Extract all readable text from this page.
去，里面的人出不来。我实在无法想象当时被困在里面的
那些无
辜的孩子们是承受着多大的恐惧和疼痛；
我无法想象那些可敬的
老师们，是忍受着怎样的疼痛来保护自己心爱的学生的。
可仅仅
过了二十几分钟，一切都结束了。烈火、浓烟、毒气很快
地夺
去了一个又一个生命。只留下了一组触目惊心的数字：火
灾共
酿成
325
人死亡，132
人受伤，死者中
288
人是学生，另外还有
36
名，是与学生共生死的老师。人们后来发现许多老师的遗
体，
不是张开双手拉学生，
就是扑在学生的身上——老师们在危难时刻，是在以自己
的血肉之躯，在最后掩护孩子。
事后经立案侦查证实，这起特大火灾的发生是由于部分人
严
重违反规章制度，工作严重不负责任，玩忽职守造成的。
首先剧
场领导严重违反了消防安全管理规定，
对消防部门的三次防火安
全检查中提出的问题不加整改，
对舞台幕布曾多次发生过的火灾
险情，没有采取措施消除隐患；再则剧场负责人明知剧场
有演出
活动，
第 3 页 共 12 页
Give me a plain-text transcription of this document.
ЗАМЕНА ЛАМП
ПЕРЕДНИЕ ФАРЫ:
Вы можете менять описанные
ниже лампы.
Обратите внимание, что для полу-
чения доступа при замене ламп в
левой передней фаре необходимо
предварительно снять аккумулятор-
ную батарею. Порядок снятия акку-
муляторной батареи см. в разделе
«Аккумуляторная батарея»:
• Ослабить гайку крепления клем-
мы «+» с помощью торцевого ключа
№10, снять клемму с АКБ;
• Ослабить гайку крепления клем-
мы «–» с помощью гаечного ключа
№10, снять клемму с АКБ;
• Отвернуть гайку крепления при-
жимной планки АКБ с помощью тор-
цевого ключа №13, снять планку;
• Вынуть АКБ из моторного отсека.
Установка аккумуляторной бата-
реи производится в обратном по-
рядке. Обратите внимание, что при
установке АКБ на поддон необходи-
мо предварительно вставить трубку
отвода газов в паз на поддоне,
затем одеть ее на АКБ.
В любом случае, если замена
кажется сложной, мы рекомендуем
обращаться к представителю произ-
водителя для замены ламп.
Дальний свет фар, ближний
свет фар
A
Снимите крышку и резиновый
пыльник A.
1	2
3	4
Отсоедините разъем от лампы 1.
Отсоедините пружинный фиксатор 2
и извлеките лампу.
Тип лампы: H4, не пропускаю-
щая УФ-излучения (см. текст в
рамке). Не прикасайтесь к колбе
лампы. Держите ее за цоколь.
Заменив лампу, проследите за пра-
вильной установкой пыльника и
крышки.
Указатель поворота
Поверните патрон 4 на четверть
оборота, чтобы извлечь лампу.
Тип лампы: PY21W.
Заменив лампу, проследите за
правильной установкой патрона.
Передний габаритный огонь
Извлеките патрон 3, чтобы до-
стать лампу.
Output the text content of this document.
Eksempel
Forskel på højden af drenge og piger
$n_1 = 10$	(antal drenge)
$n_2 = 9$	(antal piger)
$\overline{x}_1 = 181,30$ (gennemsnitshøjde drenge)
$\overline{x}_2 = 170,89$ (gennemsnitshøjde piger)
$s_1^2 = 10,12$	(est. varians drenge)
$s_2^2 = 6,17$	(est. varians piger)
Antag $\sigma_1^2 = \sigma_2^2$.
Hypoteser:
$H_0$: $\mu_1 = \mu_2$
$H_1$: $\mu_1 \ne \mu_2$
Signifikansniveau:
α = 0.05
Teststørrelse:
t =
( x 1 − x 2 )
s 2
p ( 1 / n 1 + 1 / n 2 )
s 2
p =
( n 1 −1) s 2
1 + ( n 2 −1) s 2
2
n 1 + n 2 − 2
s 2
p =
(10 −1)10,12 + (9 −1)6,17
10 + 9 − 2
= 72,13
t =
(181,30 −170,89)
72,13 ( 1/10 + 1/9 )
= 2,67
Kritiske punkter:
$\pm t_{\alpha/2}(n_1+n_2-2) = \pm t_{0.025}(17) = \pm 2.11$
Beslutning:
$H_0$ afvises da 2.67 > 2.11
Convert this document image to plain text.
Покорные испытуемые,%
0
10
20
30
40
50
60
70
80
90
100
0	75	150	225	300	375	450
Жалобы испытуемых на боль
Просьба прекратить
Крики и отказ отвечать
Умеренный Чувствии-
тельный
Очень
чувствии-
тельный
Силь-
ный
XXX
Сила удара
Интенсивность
.....
Write out every entry above, word for word.

Extract all readable text from this page.
去，里面的人出不来。我实在无法想象当时被困在里面的
那些无
辜的孩子们是承受着多大的恐惧和疼痛；
我无法想象那些可敬的
老师们，是忍受着怎样的疼痛来保护自己心爱的学生的。
可仅仅
过了二十几分钟，一切都结束了。烈火、浓烟、毒气很快
地夺
去了一个又一个生命。只留下了一组触目惊心的数字：火
灾共
酿成
325
人死亡，132
人受伤，死者中
288
人是学生，另外还有
36
名，是与学生共生死的老师。人们后来发现许多老师的遗
体，
不是张开双手拉学生，
就是扑在学生的身上——老师们在危难时刻，是在以自己
的血肉之躯，在最后掩护孩子。
事后经立案侦查证实，这起特大火灾的发生是由于部分人
严
重违反规章制度，工作严重不负责任，玩忽职守造成的。
首先剧
场领导严重违反了消防安全管理规定，
对消防部门的三次防火安
全检查中提出的问题不加整改，
对舞台幕布曾多次发生过的火灾
险情，没有采取措施消除隐患；再则剧场负责人明知剧场
有演出
活动，
第 3 页 共 12 页
Give me a plain-text transcription of this document.
ЗАМЕНА ЛАМП
ПЕРЕДНИЕ ФАРЫ:
Вы можете менять описанные
ниже лампы.
Обратите внимание, что для полу-
чения доступа при замене ламп в
левой передней фаре необходимо
предварительно снять аккумулятор-
ную батарею. Порядок снятия акку-
муляторной батареи см. в разделе
«Аккумуляторная батарея»:
• Ослабить гайку крепления клем-
мы «+» с помощью торцевого ключа
№10, снять клемму с АКБ;
• Ослабить гайку крепления клем-
мы «–» с помощью гаечного ключа
№10, снять клемму с АКБ;
• Отвернуть гайку крепления при-
жимной планки АКБ с помощью тор-
цевого ключа №13, снять планку;
• Вынуть АКБ из моторного отсека.
Установка аккумуляторной бата-
реи производится в обратном по-
рядке. Обратите внимание, что при
установке АКБ на поддон необходи-
мо предварительно вставить трубку
отвода газов в паз на поддоне,
затем одеть ее на АКБ.
В любом случае, если замена
кажется сложной, мы рекомендуем
обращаться к представителю произ-
водителя для замены ламп.
Дальний свет фар, ближний
свет фар
A
Снимите крышку и резиновый
пыльник A.
1	2
3	4
Отсоедините разъем от лампы 1.
Отсоедините пружинный фиксатор 2
и извлеките лампу.
Тип лампы: H4, не пропускаю-
щая УФ-излучения (см. текст в
рамке). Не прикасайтесь к колбе
лампы. Держите ее за цоколь.
Заменив лампу, проследите за пра-
вильной установкой пыльника и
крышки.
Указатель поворота
Поверните патрон 4 на четверть
оборота, чтобы извлечь лампу.
Тип лампы: PY21W.
Заменив лампу, проследите за
правильной установкой патрона.
Передний габаритный огонь
Извлеките патрон 3, чтобы до-
стать лампу.
Output the text content of this document.
Eksempel
Forskel på højden af drenge og piger
$n_1 = 10$	(antal drenge)
$n_2 = 9$	(antal piger)
$\overline{x}_1 = 181,30$ (gennemsnitshøjde drenge)
$\overline{x}_2 = 170,89$ (gennemsnitshøjde piger)
$s_1^2 = 10,12$	(est. varians drenge)
$s_2^2 = 6,17$	(est. varians piger)
Antag $\sigma_1^2 = \sigma_2^2$.
Hypoteser:
$H_0$: $\mu_1 = \mu_2$
$H_1$: $\mu_1 \ne \mu_2$
Signifikansniveau:
α = 0.05
Teststørrelse:
t =
( x 1 − x 2 )
s 2
p ( 1 / n 1 + 1 / n 2 )
s 2
p =
( n 1 −1) s 2
1 + ( n 2 −1) s 2
2
n 1 + n 2 − 2
s 2
p =
(10 −1)10,12 + (9 −1)6,17
10 + 9 − 2
= 72,13
t =
(181,30 −170,89)
72,13 ( 1/10 + 1/9 )
= 2,67
Kritiske punkter:
$\pm t_{\alpha/2}(n_1+n_2-2) = \pm t_{0.025}(17) = \pm 2.11$
Beslutning:
$H_0$ afvises da 2.67 > 2.11
Convert this document image to plain text.
Покорные испытуемые,%
0
10
20
30
40
50
60
70
80
90
100
0	75	150	225	300	375	450
Жалобы испытуемых на боль
Просьба прекратить
Крики и отказ отвечать
Умеренный Чувствии-
тельный
Очень
чувствии-
тельный
Силь-
ный
XXX
Сила удара
Интенсивность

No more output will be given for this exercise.